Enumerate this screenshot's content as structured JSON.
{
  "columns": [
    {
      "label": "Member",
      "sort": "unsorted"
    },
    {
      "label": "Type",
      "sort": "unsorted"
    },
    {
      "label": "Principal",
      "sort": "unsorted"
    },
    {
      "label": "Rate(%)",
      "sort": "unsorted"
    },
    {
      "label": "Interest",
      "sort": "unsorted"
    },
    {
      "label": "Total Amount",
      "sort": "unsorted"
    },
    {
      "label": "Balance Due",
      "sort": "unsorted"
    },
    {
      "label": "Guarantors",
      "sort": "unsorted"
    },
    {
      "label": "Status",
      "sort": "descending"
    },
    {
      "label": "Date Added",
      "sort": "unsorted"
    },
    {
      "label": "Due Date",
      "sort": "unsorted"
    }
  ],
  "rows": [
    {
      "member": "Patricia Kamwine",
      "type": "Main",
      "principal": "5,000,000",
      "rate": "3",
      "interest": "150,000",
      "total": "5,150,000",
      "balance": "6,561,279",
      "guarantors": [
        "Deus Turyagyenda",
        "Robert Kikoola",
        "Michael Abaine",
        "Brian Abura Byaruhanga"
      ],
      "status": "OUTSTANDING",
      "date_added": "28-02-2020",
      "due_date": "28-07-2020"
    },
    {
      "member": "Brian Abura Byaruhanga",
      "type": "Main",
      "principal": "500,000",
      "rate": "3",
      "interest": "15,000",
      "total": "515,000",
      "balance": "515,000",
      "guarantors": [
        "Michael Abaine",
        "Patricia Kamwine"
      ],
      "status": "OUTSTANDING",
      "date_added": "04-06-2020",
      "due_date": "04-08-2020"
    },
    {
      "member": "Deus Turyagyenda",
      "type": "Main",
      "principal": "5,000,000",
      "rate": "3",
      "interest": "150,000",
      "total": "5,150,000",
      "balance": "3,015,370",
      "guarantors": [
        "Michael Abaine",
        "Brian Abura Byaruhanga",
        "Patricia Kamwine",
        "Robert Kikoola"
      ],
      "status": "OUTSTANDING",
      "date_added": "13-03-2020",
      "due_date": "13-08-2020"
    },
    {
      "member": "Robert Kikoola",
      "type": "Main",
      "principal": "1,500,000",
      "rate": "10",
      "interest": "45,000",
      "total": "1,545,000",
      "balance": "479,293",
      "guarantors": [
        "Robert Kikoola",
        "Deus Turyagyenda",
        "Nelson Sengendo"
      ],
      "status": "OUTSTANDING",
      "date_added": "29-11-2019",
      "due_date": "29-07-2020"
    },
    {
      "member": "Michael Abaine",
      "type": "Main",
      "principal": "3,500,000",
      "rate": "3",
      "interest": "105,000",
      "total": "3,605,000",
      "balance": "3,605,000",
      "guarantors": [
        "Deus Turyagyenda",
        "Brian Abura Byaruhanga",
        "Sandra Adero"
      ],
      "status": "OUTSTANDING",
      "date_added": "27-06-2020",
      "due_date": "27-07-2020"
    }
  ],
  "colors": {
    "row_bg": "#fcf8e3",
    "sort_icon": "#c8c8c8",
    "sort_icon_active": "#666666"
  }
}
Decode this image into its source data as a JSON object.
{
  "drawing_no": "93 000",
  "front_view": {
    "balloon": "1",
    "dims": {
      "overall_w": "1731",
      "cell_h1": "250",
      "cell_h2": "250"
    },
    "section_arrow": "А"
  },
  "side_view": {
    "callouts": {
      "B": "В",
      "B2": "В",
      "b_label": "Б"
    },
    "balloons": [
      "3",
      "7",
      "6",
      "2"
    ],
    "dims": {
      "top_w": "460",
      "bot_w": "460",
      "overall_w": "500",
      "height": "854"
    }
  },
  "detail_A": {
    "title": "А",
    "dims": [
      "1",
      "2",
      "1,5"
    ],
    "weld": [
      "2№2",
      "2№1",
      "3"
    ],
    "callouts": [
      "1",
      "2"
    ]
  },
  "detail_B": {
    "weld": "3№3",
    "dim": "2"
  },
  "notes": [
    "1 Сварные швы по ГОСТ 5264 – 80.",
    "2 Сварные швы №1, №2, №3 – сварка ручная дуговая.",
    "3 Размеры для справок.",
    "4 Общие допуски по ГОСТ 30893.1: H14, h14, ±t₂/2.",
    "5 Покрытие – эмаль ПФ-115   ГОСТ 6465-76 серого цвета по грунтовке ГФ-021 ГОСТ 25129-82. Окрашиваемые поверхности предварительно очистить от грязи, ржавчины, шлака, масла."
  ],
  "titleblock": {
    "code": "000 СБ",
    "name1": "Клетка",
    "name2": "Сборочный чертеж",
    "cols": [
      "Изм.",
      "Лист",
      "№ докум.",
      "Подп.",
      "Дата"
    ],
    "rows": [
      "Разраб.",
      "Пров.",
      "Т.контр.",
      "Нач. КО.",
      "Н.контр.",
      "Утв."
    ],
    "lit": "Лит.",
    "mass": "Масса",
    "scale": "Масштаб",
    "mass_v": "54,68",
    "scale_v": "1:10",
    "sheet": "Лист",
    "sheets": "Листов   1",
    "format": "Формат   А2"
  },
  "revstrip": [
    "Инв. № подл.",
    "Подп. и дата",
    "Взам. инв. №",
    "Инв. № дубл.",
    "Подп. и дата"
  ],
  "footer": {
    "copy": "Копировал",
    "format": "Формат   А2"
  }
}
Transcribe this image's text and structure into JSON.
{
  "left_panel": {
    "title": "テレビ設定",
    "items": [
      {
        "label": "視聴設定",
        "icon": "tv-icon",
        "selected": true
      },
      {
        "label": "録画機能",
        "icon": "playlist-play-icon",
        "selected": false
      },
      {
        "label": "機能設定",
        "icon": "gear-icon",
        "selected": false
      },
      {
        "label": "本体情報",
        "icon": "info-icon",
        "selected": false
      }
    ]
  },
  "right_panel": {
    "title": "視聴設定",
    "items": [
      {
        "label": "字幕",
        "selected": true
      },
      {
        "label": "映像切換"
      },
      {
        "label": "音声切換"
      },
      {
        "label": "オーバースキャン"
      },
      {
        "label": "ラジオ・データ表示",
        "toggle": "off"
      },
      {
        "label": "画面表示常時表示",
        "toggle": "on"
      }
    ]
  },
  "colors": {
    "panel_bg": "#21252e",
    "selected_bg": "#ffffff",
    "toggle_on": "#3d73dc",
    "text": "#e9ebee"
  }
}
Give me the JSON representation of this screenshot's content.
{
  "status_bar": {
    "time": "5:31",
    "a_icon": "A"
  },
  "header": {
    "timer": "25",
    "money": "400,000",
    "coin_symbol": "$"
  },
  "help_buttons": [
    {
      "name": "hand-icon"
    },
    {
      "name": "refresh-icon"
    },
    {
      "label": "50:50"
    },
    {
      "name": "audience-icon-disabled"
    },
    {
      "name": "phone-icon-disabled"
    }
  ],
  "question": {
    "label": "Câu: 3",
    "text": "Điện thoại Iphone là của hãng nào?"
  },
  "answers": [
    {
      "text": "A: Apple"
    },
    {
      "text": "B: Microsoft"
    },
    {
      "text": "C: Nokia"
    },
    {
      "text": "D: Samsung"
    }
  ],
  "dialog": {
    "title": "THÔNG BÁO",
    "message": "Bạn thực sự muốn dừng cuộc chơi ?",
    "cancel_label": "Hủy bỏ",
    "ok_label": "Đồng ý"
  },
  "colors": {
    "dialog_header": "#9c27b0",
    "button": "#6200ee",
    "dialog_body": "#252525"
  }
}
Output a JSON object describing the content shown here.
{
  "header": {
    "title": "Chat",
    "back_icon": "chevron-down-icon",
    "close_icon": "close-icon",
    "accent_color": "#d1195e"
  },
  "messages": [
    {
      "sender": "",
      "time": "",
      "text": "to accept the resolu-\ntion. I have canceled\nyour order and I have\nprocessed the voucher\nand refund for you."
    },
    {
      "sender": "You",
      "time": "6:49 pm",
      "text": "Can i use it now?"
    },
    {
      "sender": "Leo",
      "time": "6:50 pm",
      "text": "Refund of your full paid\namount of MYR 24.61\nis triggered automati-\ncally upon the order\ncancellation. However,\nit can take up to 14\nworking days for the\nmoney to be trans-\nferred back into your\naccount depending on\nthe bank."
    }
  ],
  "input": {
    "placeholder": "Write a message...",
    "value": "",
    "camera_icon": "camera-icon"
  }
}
= = = = = = =
Scan the data above and copy every line with "Robert" in it.

        "Robert Kikoola",
        "Robert Kikoola"
      "member": "Robert Kikoola",
        "Robert Kikoola",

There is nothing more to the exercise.